Pull each line holding the word "Predicted" from the data.

### [Supplied material]
BEGIN

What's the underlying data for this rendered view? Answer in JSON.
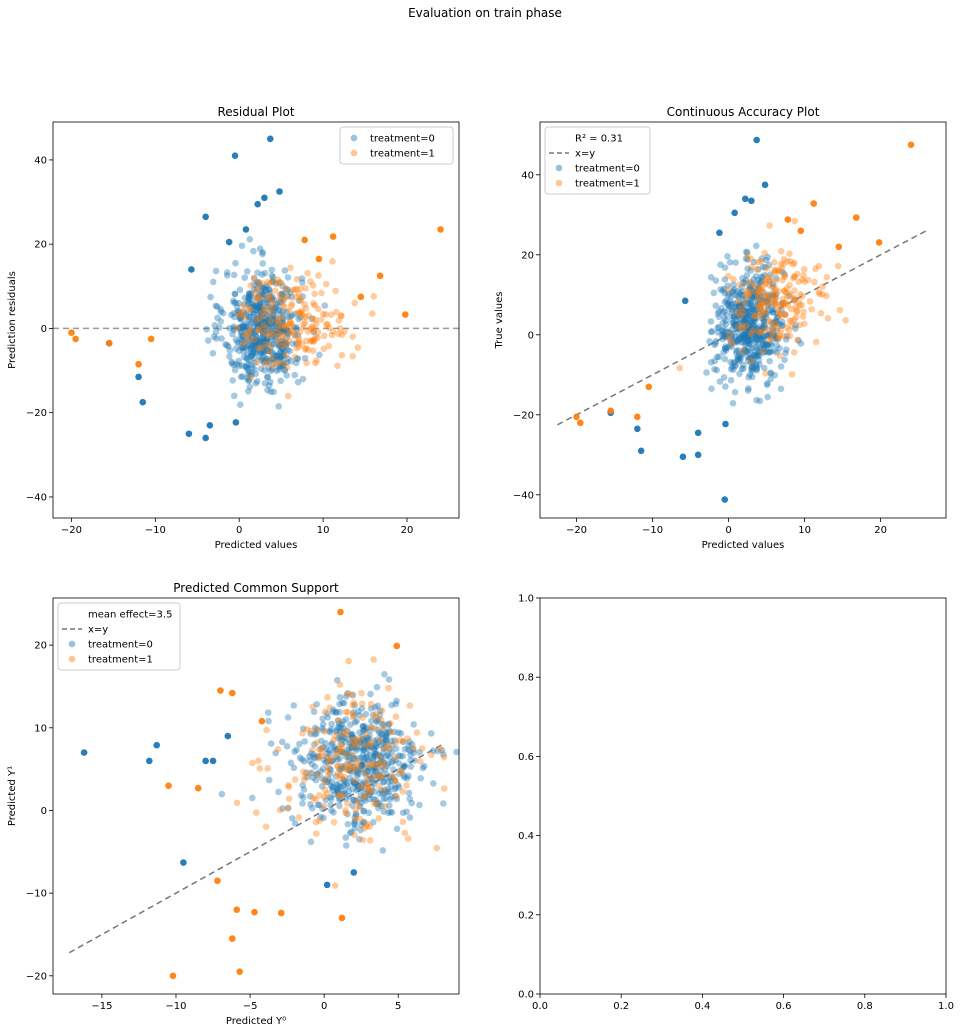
{
  "figure": {
    "suptitle": "Evaluation on train phase"
  },
  "chart_data": [
    {
      "type": "scatter",
      "title": "Residual Plot",
      "xlabel": "Predicted values",
      "ylabel": "Prediction residuals",
      "xlim": [
        -22.2,
        26.2
      ],
      "ylim": [
        -45,
        49
      ],
      "xticks": [
        -20,
        -10,
        0,
        10,
        20
      ],
      "yticks": [
        -40,
        -20,
        0,
        20,
        40
      ],
      "legend_position": "upper right",
      "reference_line": {
        "type": "horizontal",
        "y": 0,
        "style": "dashed"
      },
      "legend": [
        "treatment=0",
        "treatment=1"
      ],
      "series": [
        {
          "name": "treatment=0",
          "color": "#1f77b4",
          "center": [
            2.8,
            0.0
          ],
          "spread": [
            2.3,
            7.0
          ],
          "n": 550,
          "points": [
            [
              3.7,
              45
            ],
            [
              -4,
              26.5
            ],
            [
              2.2,
              29.5
            ],
            [
              3,
              31
            ],
            [
              4.8,
              32.5
            ],
            [
              -0.5,
              41
            ],
            [
              -11.5,
              -17.5
            ],
            [
              -0.4,
              -22.3
            ],
            [
              -4,
              -26
            ],
            [
              -6,
              -25
            ],
            [
              -3.5,
              -23
            ],
            [
              -15.5,
              -3.5
            ],
            [
              -12,
              -11.5
            ],
            [
              -5.7,
              14
            ],
            [
              0.8,
              23.5
            ],
            [
              -1.2,
              20.5
            ]
          ]
        },
        {
          "name": "treatment=1",
          "color": "#ff7f0e",
          "center": [
            6.5,
            2.0
          ],
          "spread": [
            3.3,
            5.5
          ],
          "n": 200,
          "points": [
            [
              24,
              23.5
            ],
            [
              16.8,
              12.5
            ],
            [
              19.8,
              3.3
            ],
            [
              7.8,
              21
            ],
            [
              11.2,
              21.8
            ],
            [
              -20,
              -1
            ],
            [
              -19.5,
              -2.5
            ],
            [
              -15.5,
              -3.5
            ],
            [
              -12,
              -8.5
            ],
            [
              -10.5,
              -2.5
            ],
            [
              9.5,
              16.5
            ],
            [
              14.5,
              7.5
            ]
          ]
        }
      ]
    },
    {
      "type": "scatter",
      "title": "Continuous Accuracy Plot",
      "xlabel": "Predicted values",
      "ylabel": "True values",
      "xlim": [
        -24.8,
        28.6
      ],
      "ylim": [
        -45.8,
        53.2
      ],
      "xticks": [
        -20,
        -10,
        0,
        10,
        20
      ],
      "yticks": [
        -40,
        -20,
        0,
        20,
        40
      ],
      "legend_position": "upper left",
      "legend": [
        "$R^2=0.31$",
        "x=y",
        "treatment=0",
        "treatment=1"
      ],
      "legend_title_display": "R² = 0.31",
      "reference_line": {
        "type": "identity",
        "label": "x=y",
        "range": [
          -22.5,
          26
        ],
        "style": "dashed"
      },
      "series": [
        {
          "name": "treatment=0",
          "color": "#1f77b4",
          "center": [
            2.8,
            2.5
          ],
          "spread": [
            2.3,
            7.0
          ],
          "n": 550,
          "points": [
            [
              3.7,
              48.7
            ],
            [
              4.8,
              37.5
            ],
            [
              3,
              33.5
            ],
            [
              2.2,
              34
            ],
            [
              -1.2,
              25.5
            ],
            [
              -0.5,
              -41.2
            ],
            [
              -11.5,
              -29
            ],
            [
              -0.4,
              -22.3
            ],
            [
              -4,
              -30
            ],
            [
              -6,
              -30.5
            ],
            [
              -4,
              -24.5
            ],
            [
              -15.5,
              -19.5
            ],
            [
              -12,
              -23.5
            ],
            [
              -5.7,
              8.5
            ],
            [
              0.8,
              30.5
            ]
          ]
        },
        {
          "name": "treatment=1",
          "color": "#ff7f0e",
          "center": [
            6.5,
            8.5
          ],
          "spread": [
            3.3,
            6.0
          ],
          "n": 200,
          "points": [
            [
              24,
              47.5
            ],
            [
              16.8,
              29.3
            ],
            [
              19.8,
              23.1
            ],
            [
              7.8,
              28.8
            ],
            [
              11.2,
              32.8
            ],
            [
              -20,
              -20.5
            ],
            [
              -19.5,
              -22
            ],
            [
              -15.5,
              -19
            ],
            [
              -12,
              -20.5
            ],
            [
              -10.5,
              -13
            ],
            [
              9.5,
              26
            ],
            [
              14.5,
              22
            ]
          ]
        }
      ]
    },
    {
      "type": "scatter",
      "title": "Predicted Common Support",
      "xlabel": "Predicted Y⁰",
      "ylabel": "Predicted Y¹",
      "xlim": [
        -18.3,
        9.1
      ],
      "ylim": [
        -22.2,
        25.7
      ],
      "xticks": [
        -15,
        -10,
        -5,
        0,
        5
      ],
      "yticks": [
        -20,
        -10,
        0,
        10,
        20
      ],
      "legend_position": "upper left",
      "legend": [
        "mean effect=3.5",
        "x=y",
        "treatment=0",
        "treatment=1"
      ],
      "reference_line": {
        "type": "identity",
        "label": "x=y",
        "range": [
          -17.2,
          8
        ],
        "style": "dashed"
      },
      "series": [
        {
          "name": "treatment=0",
          "color": "#1f77b4",
          "center": [
            2.2,
            5.5
          ],
          "spread": [
            2.2,
            4.0
          ],
          "n": 550,
          "points": [
            [
              -16.2,
              7
            ],
            [
              -11.3,
              7.9
            ],
            [
              -11.8,
              6
            ],
            [
              -9.5,
              -6.3
            ],
            [
              0.2,
              -9
            ],
            [
              -8,
              6
            ],
            [
              -7.5,
              6
            ],
            [
              -6.5,
              9
            ],
            [
              2,
              -7.5
            ]
          ]
        },
        {
          "name": "treatment=1",
          "color": "#ff7f0e",
          "center": [
            2.0,
            5.5
          ],
          "spread": [
            2.6,
            4.5
          ],
          "n": 200,
          "points": [
            [
              1.1,
              24
            ],
            [
              4.9,
              19.9
            ],
            [
              -10.2,
              -20
            ],
            [
              -5.7,
              -19.5
            ],
            [
              -6.2,
              -15.5
            ],
            [
              1.2,
              -13
            ],
            [
              -10.5,
              3
            ],
            [
              -8.5,
              2.7
            ],
            [
              -7,
              14.5
            ],
            [
              -6.2,
              14.2
            ],
            [
              -7.2,
              -8.5
            ],
            [
              -5.9,
              -12
            ],
            [
              -4.7,
              -12.3
            ],
            [
              -2.9,
              -12.4
            ],
            [
              -4.2,
              10.8
            ]
          ]
        }
      ]
    },
    {
      "type": "scatter",
      "title": "",
      "xlabel": "",
      "ylabel": "",
      "xlim": [
        0,
        1
      ],
      "ylim": [
        0,
        1
      ],
      "xticks": [
        0.0,
        0.2,
        0.4,
        0.6,
        0.8,
        1.0
      ],
      "yticks": [
        0.0,
        0.2,
        0.4,
        0.6,
        0.8,
        1.0
      ],
      "tick_format": "0.0",
      "legend": [],
      "series": []
    }
  ]
}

END

### [Answer to the task]
      "xlabel": "Predicted values",
      "xlabel": "Predicted values",
      "title": "Predicted Common Support",
      "xlabel": "Predicted Y⁰",
      "ylabel": "Predicted Y¹",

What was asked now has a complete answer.